Start of SUPPLIED MATERIAL

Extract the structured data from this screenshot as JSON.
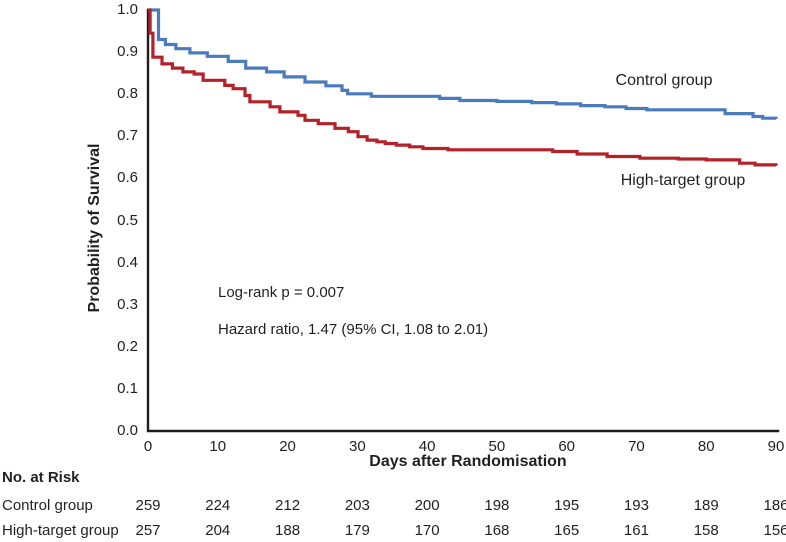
{
  "chart_data": {
    "type": "line",
    "subtype": "kaplan-meier-step",
    "title": "",
    "xlabel": "Days after Randomisation",
    "ylabel": "Probability of Survival",
    "xlim": [
      0,
      90
    ],
    "ylim": [
      0.0,
      1.0
    ],
    "x_ticks": [
      "0",
      "10",
      "20",
      "30",
      "40",
      "50",
      "60",
      "70",
      "80",
      "90"
    ],
    "y_ticks": [
      "1.0",
      "0.9",
      "0.8",
      "0.7",
      "0.6",
      "0.5",
      "0.4",
      "0.3",
      "0.2",
      "0.1",
      "0.0"
    ],
    "grid": false,
    "legend_position": "inline-labels-on-plot",
    "axis_color": "#1d1d1b",
    "series": [
      {
        "name": "Control group",
        "color": "#4a7bbd",
        "points": [
          [
            0,
            1.0
          ],
          [
            1.5,
            0.93
          ],
          [
            2.5,
            0.918
          ],
          [
            4,
            0.908
          ],
          [
            6,
            0.898
          ],
          [
            8.5,
            0.89
          ],
          [
            11.5,
            0.878
          ],
          [
            14,
            0.862
          ],
          [
            17,
            0.853
          ],
          [
            19.5,
            0.841
          ],
          [
            22.5,
            0.829
          ],
          [
            25.5,
            0.82
          ],
          [
            27.8,
            0.809
          ],
          [
            28.6,
            0.801
          ],
          [
            32,
            0.795
          ],
          [
            41.8,
            0.79
          ],
          [
            44.7,
            0.785
          ],
          [
            50,
            0.783
          ],
          [
            55,
            0.78
          ],
          [
            58.5,
            0.777
          ],
          [
            62,
            0.773
          ],
          [
            65.5,
            0.77
          ],
          [
            68.5,
            0.766
          ],
          [
            71.5,
            0.763
          ],
          [
            82.7,
            0.754
          ],
          [
            86.7,
            0.747
          ],
          [
            88.1,
            0.743
          ],
          [
            90,
            0.741
          ]
        ]
      },
      {
        "name": "High-target group",
        "color": "#b42127",
        "points": [
          [
            0,
            1.0
          ],
          [
            0.3,
            0.945
          ],
          [
            0.7,
            0.888
          ],
          [
            2,
            0.872
          ],
          [
            3.5,
            0.862
          ],
          [
            5,
            0.853
          ],
          [
            6.6,
            0.848
          ],
          [
            7.9,
            0.833
          ],
          [
            11,
            0.821
          ],
          [
            12.2,
            0.813
          ],
          [
            13.9,
            0.797
          ],
          [
            14.6,
            0.782
          ],
          [
            17.5,
            0.77
          ],
          [
            18.9,
            0.758
          ],
          [
            21.5,
            0.75
          ],
          [
            22.5,
            0.738
          ],
          [
            24.4,
            0.73
          ],
          [
            26.8,
            0.719
          ],
          [
            28.7,
            0.711
          ],
          [
            30.1,
            0.699
          ],
          [
            31.4,
            0.691
          ],
          [
            32.8,
            0.687
          ],
          [
            34,
            0.683
          ],
          [
            35.6,
            0.679
          ],
          [
            37.5,
            0.675
          ],
          [
            39.4,
            0.671
          ],
          [
            43,
            0.668
          ],
          [
            58,
            0.664
          ],
          [
            61.5,
            0.658
          ],
          [
            65.8,
            0.652
          ],
          [
            70.5,
            0.648
          ],
          [
            76,
            0.646
          ],
          [
            80,
            0.644
          ],
          [
            84.8,
            0.636
          ],
          [
            87,
            0.632
          ],
          [
            90,
            0.63
          ]
        ]
      }
    ],
    "annotations": [
      {
        "text": "Log-rank p = 0.007"
      },
      {
        "text": "Hazard ratio, 1.47 (95% CI, 1.08 to 2.01)"
      }
    ]
  },
  "risk_table": {
    "header": "No. at Risk",
    "days": [
      0,
      10,
      20,
      30,
      40,
      50,
      60,
      70,
      80,
      90
    ],
    "rows": [
      {
        "label": "Control group",
        "values": [
          "259",
          "224",
          "212",
          "203",
          "200",
          "198",
          "195",
          "193",
          "189",
          "186"
        ]
      },
      {
        "label": "High-target group",
        "values": [
          "257",
          "204",
          "188",
          "179",
          "170",
          "168",
          "165",
          "161",
          "158",
          "156"
        ]
      }
    ]
  }
}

End of SUPPLIED MATERIAL

OBJECTIVE:
Determine how many lines of the listing above include the word "group", and report that number only.

OUTPUT BELOW:
4